(Some records)
== == ==
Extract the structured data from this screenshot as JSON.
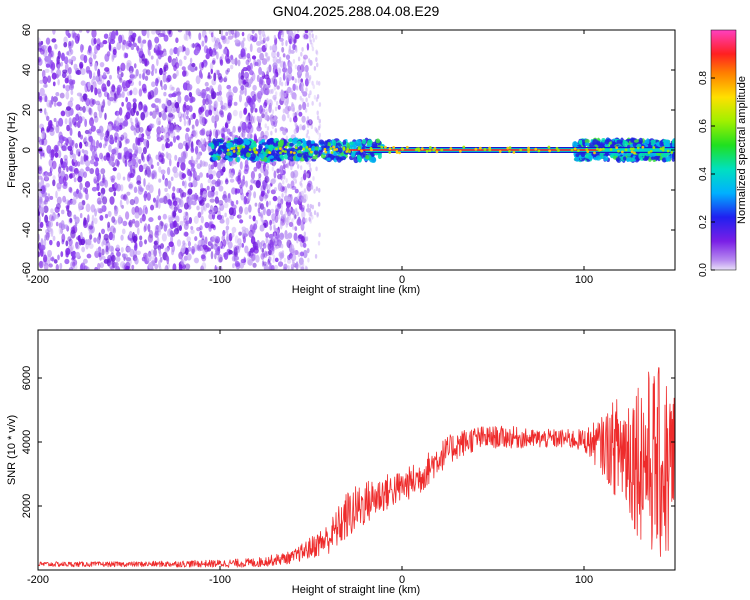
{
  "figure": {
    "title": "GN04.2025.288.04.08.E29"
  },
  "chart_data": [
    {
      "type": "heatmap",
      "xlabel": "Height of straight line (km)",
      "ylabel": "Frequency (Hz)",
      "xlim": [
        -200,
        150
      ],
      "ylim": [
        -60,
        60
      ],
      "xticks": [
        -200,
        -100,
        0,
        100
      ],
      "yticks": [
        -60,
        -40,
        -20,
        0,
        20,
        40,
        60
      ],
      "colorbar": {
        "label": "Normalized spectral amplitude",
        "range": [
          0,
          1
        ],
        "ticks": [
          "0.0",
          "0.2",
          "0.4",
          "0.6",
          "0.8"
        ],
        "tick_values": [
          0.0,
          0.2,
          0.4,
          0.6,
          0.8
        ]
      },
      "description_points": {
        "noise_region_x": [
          -200,
          -50
        ],
        "noise_fade_x": [
          -65,
          -45
        ],
        "signal_band_freq": 0,
        "signal_core_x": [
          -30,
          110
        ],
        "signal_spread_regions": [
          [
            -105,
            -10
          ],
          [
            95,
            150
          ]
        ],
        "colors": {
          "noise": "#7a1fe6",
          "band": "#00d8c8",
          "core": "#ff2020"
        }
      }
    },
    {
      "type": "line",
      "xlabel": "Height of straight line (km)",
      "ylabel": "SNR (10 * v/v)",
      "xlim": [
        -200,
        150
      ],
      "ylim": [
        0,
        7500
      ],
      "xticks": [
        -200,
        -100,
        0,
        100
      ],
      "yticks": [
        2000,
        4000,
        6000
      ],
      "series": [
        {
          "name": "SNR",
          "color": "#ee2b2b",
          "envelope_x": [
            -200,
            -150,
            -100,
            -80,
            -60,
            -50,
            -40,
            -30,
            -20,
            -10,
            0,
            10,
            20,
            30,
            40,
            50,
            60,
            70,
            80,
            90,
            100,
            110,
            120,
            130,
            140,
            150
          ],
          "envelope_mean": [
            180,
            180,
            200,
            230,
            400,
            700,
            1000,
            1700,
            2100,
            2400,
            2600,
            2900,
            3500,
            3900,
            4100,
            4150,
            4150,
            4100,
            4100,
            4100,
            4050,
            3900,
            3800,
            3600,
            3300,
            3000
          ],
          "envelope_amp": [
            80,
            80,
            120,
            150,
            200,
            350,
            500,
            800,
            700,
            600,
            500,
            550,
            500,
            450,
            400,
            350,
            350,
            300,
            300,
            300,
            350,
            900,
            1800,
            2600,
            3100,
            3000
          ]
        }
      ]
    }
  ]
}
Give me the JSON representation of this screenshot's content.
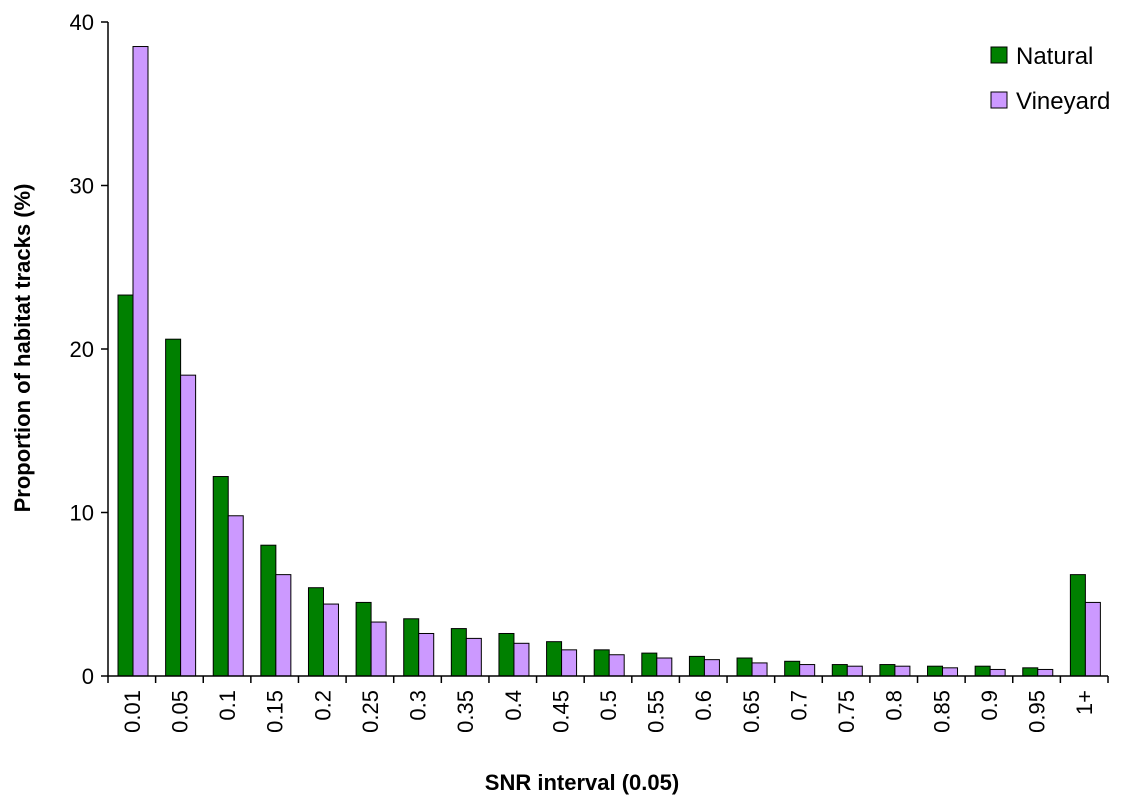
== == ==
* **Task to complete**
From the listing above, copy every line that includes the word "this".

* **The solution**
Extract the structured data from this screenshot as JSON.
Give me the JSON representation of this screenshot's content.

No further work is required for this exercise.